[START ENTRIES SUPPLIED]

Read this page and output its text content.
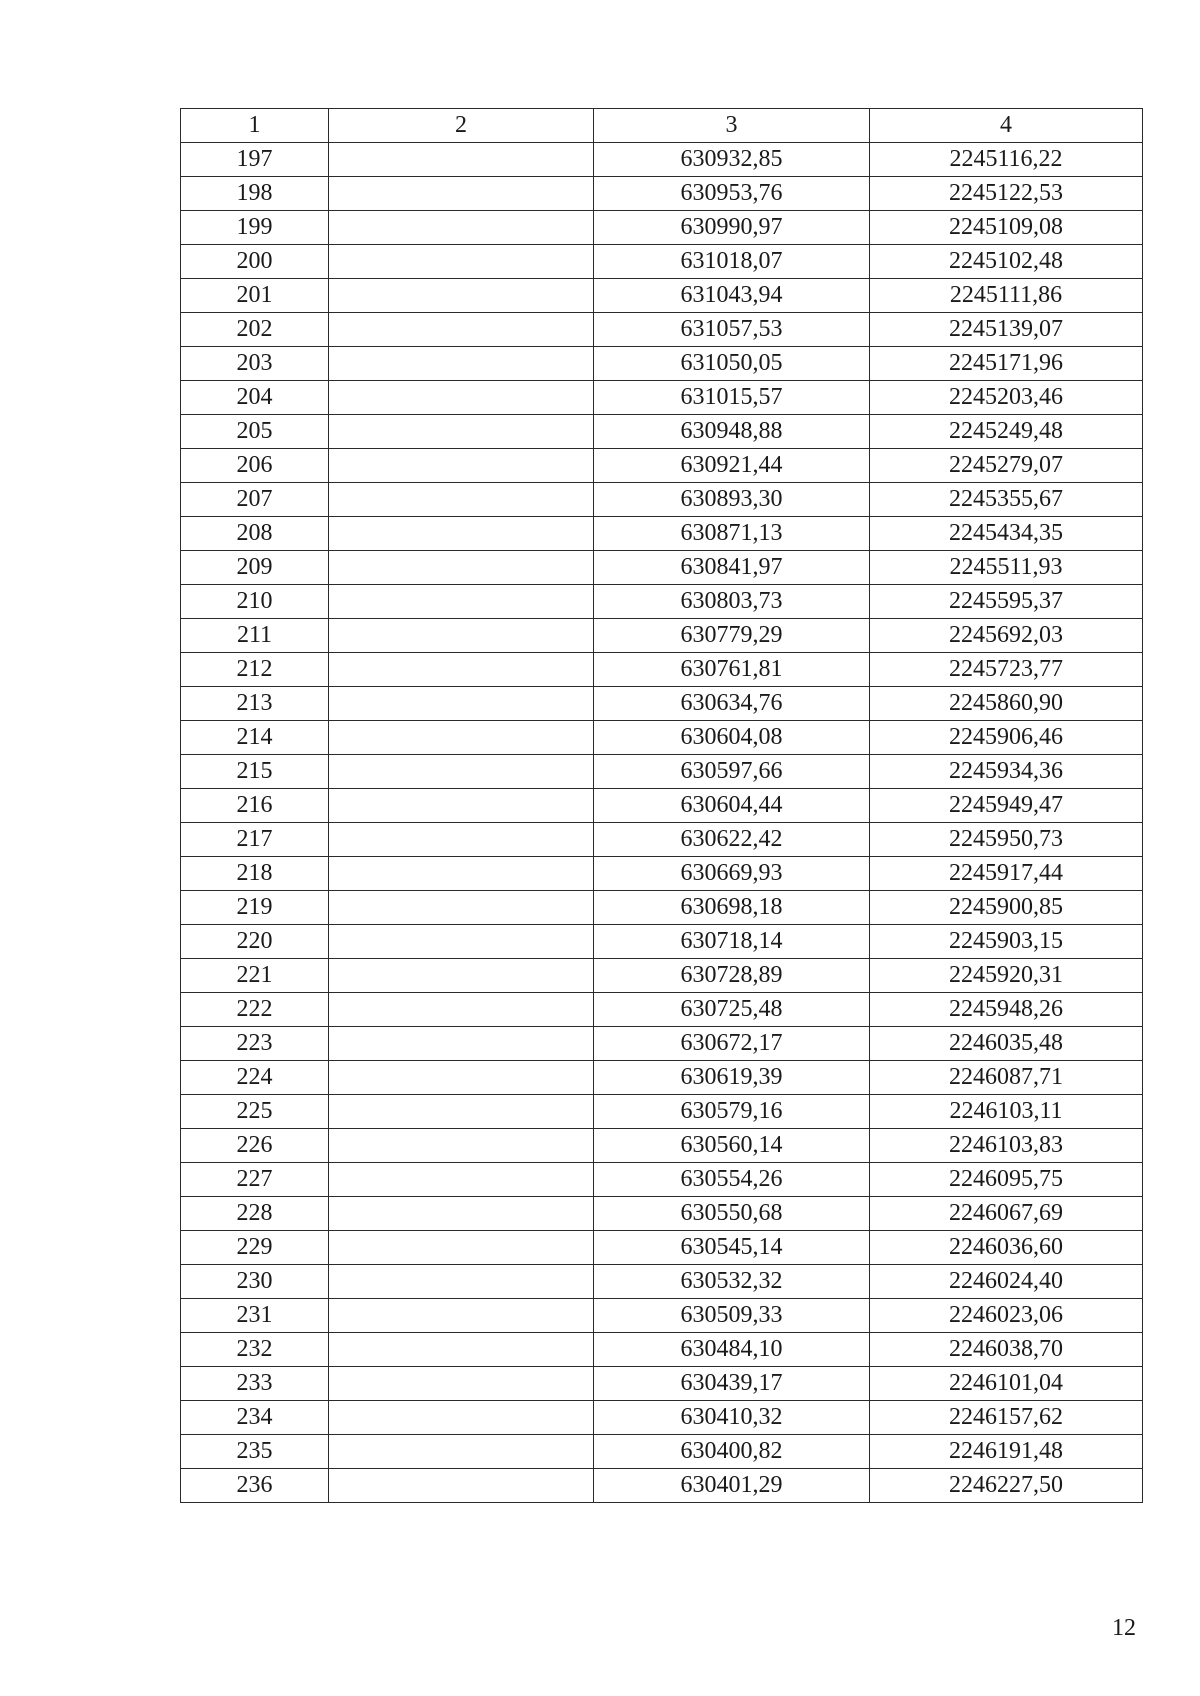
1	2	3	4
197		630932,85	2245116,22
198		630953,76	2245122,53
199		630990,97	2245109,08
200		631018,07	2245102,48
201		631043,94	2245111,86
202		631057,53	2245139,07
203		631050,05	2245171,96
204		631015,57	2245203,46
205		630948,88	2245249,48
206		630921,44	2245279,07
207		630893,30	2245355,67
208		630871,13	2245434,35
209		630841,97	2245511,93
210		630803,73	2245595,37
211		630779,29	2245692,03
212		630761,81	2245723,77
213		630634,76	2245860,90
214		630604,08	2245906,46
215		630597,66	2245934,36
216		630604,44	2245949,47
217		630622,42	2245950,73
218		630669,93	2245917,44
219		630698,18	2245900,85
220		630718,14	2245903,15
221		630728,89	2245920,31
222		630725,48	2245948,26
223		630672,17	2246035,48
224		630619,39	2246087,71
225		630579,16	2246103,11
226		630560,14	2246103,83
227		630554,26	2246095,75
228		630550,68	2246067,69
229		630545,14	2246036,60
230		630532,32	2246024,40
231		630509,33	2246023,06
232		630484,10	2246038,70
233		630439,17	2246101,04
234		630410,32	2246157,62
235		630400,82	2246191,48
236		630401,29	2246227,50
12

[END ENTRIES SUPPLIED]

Transcribe the entries above verbatim, omitting their pictures.

**ANSWER BELOW:**
Read this page and output its text content.
1	2	3	4
197		630932,85	2245116,22
198		630953,76	2245122,53
199		630990,97	2245109,08
200		631018,07	2245102,48
201		631043,94	2245111,86
202		631057,53	2245139,07
203		631050,05	2245171,96
204		631015,57	2245203,46
205		630948,88	2245249,48
206		630921,44	2245279,07
207		630893,30	2245355,67
208		630871,13	2245434,35
209		630841,97	2245511,93
210		630803,73	2245595,37
211		630779,29	2245692,03
212		630761,81	2245723,77
213		630634,76	2245860,90
214		630604,08	2245906,46
215		630597,66	2245934,36
216		630604,44	2245949,47
217		630622,42	2245950,73
218		630669,93	2245917,44
219		630698,18	2245900,85
220		630718,14	2245903,15
221		630728,89	2245920,31
222		630725,48	2245948,26
223		630672,17	2246035,48
224		630619,39	2246087,71
225		630579,16	2246103,11
226		630560,14	2246103,83
227		630554,26	2246095,75
228		630550,68	2246067,69
229		630545,14	2246036,60
230		630532,32	2246024,40
231		630509,33	2246023,06
232		630484,10	2246038,70
233		630439,17	2246101,04
234		630410,32	2246157,62
235		630400,82	2246191,48
236		630401,29	2246227,50
12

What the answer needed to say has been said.